__Given instruction__: Print all entries word for word.

* begin Material for this task *

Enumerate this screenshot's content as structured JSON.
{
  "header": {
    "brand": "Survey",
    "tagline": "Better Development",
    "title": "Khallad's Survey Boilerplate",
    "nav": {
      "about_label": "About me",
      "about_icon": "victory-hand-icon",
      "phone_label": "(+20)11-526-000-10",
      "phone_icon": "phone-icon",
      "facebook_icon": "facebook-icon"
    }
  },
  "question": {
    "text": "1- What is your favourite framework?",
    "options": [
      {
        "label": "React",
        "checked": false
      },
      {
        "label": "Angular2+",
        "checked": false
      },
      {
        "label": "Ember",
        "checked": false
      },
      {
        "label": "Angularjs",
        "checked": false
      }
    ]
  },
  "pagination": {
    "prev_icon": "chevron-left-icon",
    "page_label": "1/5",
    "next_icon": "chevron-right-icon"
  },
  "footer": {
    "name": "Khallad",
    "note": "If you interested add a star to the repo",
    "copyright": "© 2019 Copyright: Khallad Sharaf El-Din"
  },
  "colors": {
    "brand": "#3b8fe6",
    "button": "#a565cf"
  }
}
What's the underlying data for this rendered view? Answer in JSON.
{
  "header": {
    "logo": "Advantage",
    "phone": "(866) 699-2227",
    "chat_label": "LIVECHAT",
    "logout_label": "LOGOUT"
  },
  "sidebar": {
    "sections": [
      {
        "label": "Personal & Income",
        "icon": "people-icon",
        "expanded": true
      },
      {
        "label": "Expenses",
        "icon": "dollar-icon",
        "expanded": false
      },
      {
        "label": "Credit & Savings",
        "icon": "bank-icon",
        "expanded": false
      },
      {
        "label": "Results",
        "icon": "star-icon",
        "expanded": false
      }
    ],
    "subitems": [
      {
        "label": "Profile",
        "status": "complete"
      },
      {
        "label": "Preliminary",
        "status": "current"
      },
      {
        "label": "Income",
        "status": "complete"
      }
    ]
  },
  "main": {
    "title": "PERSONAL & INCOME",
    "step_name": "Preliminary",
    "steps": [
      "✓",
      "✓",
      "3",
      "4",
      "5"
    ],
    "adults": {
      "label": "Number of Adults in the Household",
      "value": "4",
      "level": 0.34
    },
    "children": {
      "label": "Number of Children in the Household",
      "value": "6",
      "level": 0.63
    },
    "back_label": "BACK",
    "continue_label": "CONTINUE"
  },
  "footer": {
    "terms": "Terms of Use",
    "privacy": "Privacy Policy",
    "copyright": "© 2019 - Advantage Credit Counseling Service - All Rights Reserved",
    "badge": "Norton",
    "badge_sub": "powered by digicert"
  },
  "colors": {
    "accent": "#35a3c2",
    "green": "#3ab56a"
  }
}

* end Material for this task *

__Task result__:
Enumerate this screenshot's content as structured JSON.
{
  "header": {
    "brand": "Survey",
    "tagline": "Better Development",
    "title": "Khallad's Survey Boilerplate",
    "nav": {
      "about_label": "About me",
      "about_icon": "victory-hand-icon",
      "phone_label": "(+20)11-526-000-10",
      "phone_icon": "phone-icon",
      "facebook_icon": "facebook-icon"
    }
  },
  "question": {
    "text": "1- What is your favourite framework?",
    "options": [
      {
        "label": "React",
        "checked": false
      },
      {
        "label": "Angular2+",
        "checked": false
      },
      {
        "label": "Ember",
        "checked": false
      },
      {
        "label": "Angularjs",
        "checked": false
      }
    ]
  },
  "pagination": {
    "prev_icon": "chevron-left-icon",
    "page_label": "1/5",
    "next_icon": "chevron-right-icon"
  },
  "footer": {
    "name": "Khallad",
    "note": "If you interested add a star to the repo",
    "copyright": "© 2019 Copyright: Khallad Sharaf El-Din"
  },
  "colors": {
    "brand": "#3b8fe6",
    "button": "#a565cf"
  }
}
What's the underlying data for this rendered view? Answer in JSON.
{
  "header": {
    "logo": "Advantage",
    "phone": "(866) 699-2227",
    "chat_label": "LIVECHAT",
    "logout_label": "LOGOUT"
  },
  "sidebar": {
    "sections": [
      {
        "label": "Personal & Income",
        "icon": "people-icon",
        "expanded": true
      },
      {
        "label": "Expenses",
        "icon": "dollar-icon",
        "expanded": false
      },
      {
        "label": "Credit & Savings",
        "icon": "bank-icon",
        "expanded": false
      },
      {
        "label": "Results",
        "icon": "star-icon",
        "expanded": false
      }
    ],
    "subitems": [
      {
        "label": "Profile",
        "status": "complete"
      },
      {
        "label": "Preliminary",
        "status": "current"
      },
      {
        "label": "Income",
        "status": "complete"
      }
    ]
  },
  "main": {
    "title": "PERSONAL & INCOME",
    "step_name": "Preliminary",
    "steps": [
      "✓",
      "✓",
      "3",
      "4",
      "5"
    ],
    "adults": {
      "label": "Number of Adults in the Household",
      "value": "4",
      "level": 0.34
    },
    "children": {
      "label": "Number of Children in the Household",
      "value": "6",
      "level": 0.63
    },
    "back_label": "BACK",
    "continue_label": "CONTINUE"
  },
  "footer": {
    "terms": "Terms of Use",
    "privacy": "Privacy Policy",
    "copyright": "© 2019 - Advantage Credit Counseling Service - All Rights Reserved",
    "badge": "Norton",
    "badge_sub": "powered by digicert"
  },
  "colors": {
    "accent": "#35a3c2",
    "green": "#3ab56a"
  }
}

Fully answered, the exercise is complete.